━━ Records provided ━━

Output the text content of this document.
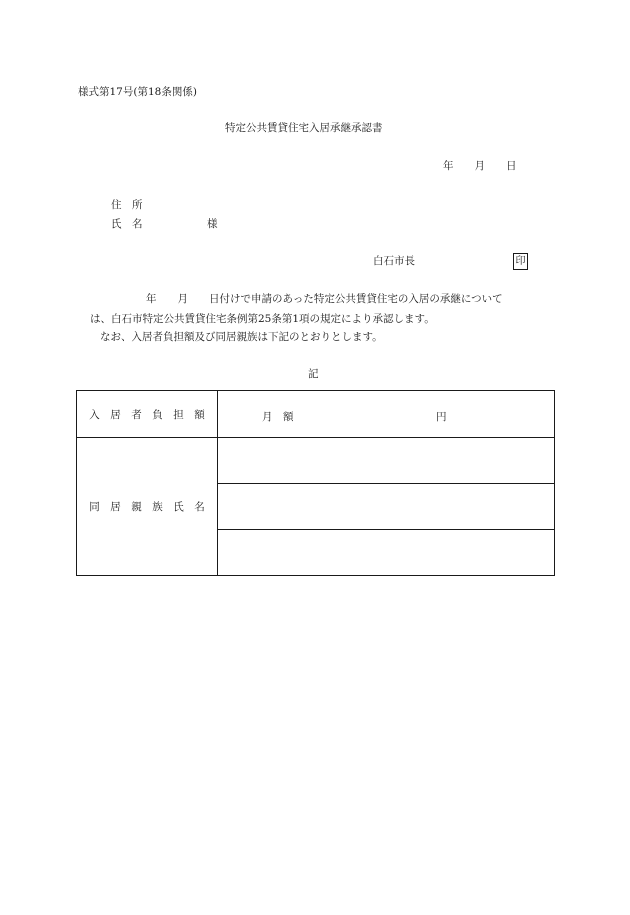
様式第17号(第18条関係)
特定公共賃貸住宅入居承継承認書
年　　月　　日
住　所
氏　名	様
白石市長	印
年　　月　　日付けで申請のあった特定公共賃貸住宅の入居の承継について
は、白石市特定公共賃貸住宅条例第25条第1項の規定により承認します。
なお、入居者負担額及び同居親族は下記のとおりとします。
記
入　居　者　負　担　額	月　額 円

同　居　親　族　氏　名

━━━

Repeat each entry exactly as given; no pictures belong in the copy.

**Solved exercise:**
Output the text content of this document.
様式第17号(第18条関係)
特定公共賃貸住宅入居承継承認書
年　　月　　日
住　所
氏　名	様
白石市長	印
年　　月　　日付けで申請のあった特定公共賃貸住宅の入居の承継について
は、白石市特定公共賃貸住宅条例第25条第1項の規定により承認します。
なお、入居者負担額及び同居親族は下記のとおりとします。
記
入　居　者　負　担　額	月　額 円

同　居　親　族　氏　名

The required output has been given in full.